## WHAT YOU SHOULD DO:
Reproduce the listing below in its entirety. Change nothing.

Records from a data source

--

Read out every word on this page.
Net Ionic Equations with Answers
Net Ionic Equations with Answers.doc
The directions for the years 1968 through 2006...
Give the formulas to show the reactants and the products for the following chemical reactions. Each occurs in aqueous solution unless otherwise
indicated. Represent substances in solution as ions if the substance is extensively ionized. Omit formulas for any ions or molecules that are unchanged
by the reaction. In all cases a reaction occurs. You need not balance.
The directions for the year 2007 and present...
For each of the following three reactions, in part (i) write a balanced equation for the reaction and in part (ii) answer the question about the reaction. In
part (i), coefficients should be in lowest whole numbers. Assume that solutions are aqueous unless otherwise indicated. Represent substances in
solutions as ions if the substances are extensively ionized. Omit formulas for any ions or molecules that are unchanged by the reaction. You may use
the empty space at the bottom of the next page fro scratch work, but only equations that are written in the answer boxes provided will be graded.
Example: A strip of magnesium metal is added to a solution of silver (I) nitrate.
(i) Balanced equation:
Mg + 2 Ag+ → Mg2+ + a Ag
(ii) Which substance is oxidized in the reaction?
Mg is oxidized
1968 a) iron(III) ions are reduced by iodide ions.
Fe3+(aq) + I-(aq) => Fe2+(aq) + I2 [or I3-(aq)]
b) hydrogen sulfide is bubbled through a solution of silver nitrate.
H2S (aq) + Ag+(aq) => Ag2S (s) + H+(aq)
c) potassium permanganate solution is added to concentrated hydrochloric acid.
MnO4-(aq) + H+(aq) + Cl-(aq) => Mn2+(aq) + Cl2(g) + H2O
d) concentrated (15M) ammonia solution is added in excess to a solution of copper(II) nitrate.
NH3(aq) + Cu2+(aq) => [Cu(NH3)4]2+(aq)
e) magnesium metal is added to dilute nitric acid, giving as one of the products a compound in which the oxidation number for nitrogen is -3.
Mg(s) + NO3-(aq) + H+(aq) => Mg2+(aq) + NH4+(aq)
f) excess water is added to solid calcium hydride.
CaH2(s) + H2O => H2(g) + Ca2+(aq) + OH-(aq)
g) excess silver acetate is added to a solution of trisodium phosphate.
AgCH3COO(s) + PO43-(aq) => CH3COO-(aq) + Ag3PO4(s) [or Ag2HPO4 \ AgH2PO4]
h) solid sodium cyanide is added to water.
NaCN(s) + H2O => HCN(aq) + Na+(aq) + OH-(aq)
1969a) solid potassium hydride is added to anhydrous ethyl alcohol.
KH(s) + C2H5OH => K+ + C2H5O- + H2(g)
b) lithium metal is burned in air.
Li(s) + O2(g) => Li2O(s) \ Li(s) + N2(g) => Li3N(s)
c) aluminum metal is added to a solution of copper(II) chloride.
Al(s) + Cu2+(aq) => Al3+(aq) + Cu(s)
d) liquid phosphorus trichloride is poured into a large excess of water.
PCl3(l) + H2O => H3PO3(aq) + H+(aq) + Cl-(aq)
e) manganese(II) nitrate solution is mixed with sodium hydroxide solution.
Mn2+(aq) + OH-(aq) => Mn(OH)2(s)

--

## WRITTEN SOLUTION:
Read out every word on this page.
Net Ionic Equations with Answers
Net Ionic Equations with Answers.doc
The directions for the years 1968 through 2006...
Give the formulas to show the reactants and the products for the following chemical reactions. Each occurs in aqueous solution unless otherwise
indicated. Represent substances in solution as ions if the substance is extensively ionized. Omit formulas for any ions or molecules that are unchanged
by the reaction. In all cases a reaction occurs. You need not balance.
The directions for the year 2007 and present...
For each of the following three reactions, in part (i) write a balanced equation for the reaction and in part (ii) answer the question about the reaction. In
part (i), coefficients should be in lowest whole numbers. Assume that solutions are aqueous unless otherwise indicated. Represent substances in
solutions as ions if the substances are extensively ionized. Omit formulas for any ions or molecules that are unchanged by the reaction. You may use
the empty space at the bottom of the next page fro scratch work, but only equations that are written in the answer boxes provided will be graded.
Example: A strip of magnesium metal is added to a solution of silver (I) nitrate.
(i) Balanced equation:
Mg + 2 Ag+ → Mg2+ + a Ag
(ii) Which substance is oxidized in the reaction?
Mg is oxidized
1968 a) iron(III) ions are reduced by iodide ions.
Fe3+(aq) + I-(aq) => Fe2+(aq) + I2 [or I3-(aq)]
b) hydrogen sulfide is bubbled through a solution of silver nitrate.
H2S (aq) + Ag+(aq) => Ag2S (s) + H+(aq)
c) potassium permanganate solution is added to concentrated hydrochloric acid.
MnO4-(aq) + H+(aq) + Cl-(aq) => Mn2+(aq) + Cl2(g) + H2O
d) concentrated (15M) ammonia solution is added in excess to a solution of copper(II) nitrate.
NH3(aq) + Cu2+(aq) => [Cu(NH3)4]2+(aq)
e) magnesium metal is added to dilute nitric acid, giving as one of the products a compound in which the oxidation number for nitrogen is -3.
Mg(s) + NO3-(aq) + H+(aq) => Mg2+(aq) + NH4+(aq)
f) excess water is added to solid calcium hydride.
CaH2(s) + H2O => H2(g) + Ca2+(aq) + OH-(aq)
g) excess silver acetate is added to a solution of trisodium phosphate.
AgCH3COO(s) + PO43-(aq) => CH3COO-(aq) + Ag3PO4(s) [or Ag2HPO4 \ AgH2PO4]
h) solid sodium cyanide is added to water.
NaCN(s) + H2O => HCN(aq) + Na+(aq) + OH-(aq)
1969a) solid potassium hydride is added to anhydrous ethyl alcohol.
KH(s) + C2H5OH => K+ + C2H5O- + H2(g)
b) lithium metal is burned in air.
Li(s) + O2(g) => Li2O(s) \ Li(s) + N2(g) => Li3N(s)
c) aluminum metal is added to a solution of copper(II) chloride.
Al(s) + Cu2+(aq) => Al3+(aq) + Cu(s)
d) liquid phosphorus trichloride is poured into a large excess of water.
PCl3(l) + H2O => H3PO3(aq) + H+(aq) + Cl-(aq)
e) manganese(II) nitrate solution is mixed with sodium hydroxide solution.
Mn2+(aq) + OH-(aq) => Mn(OH)2(s)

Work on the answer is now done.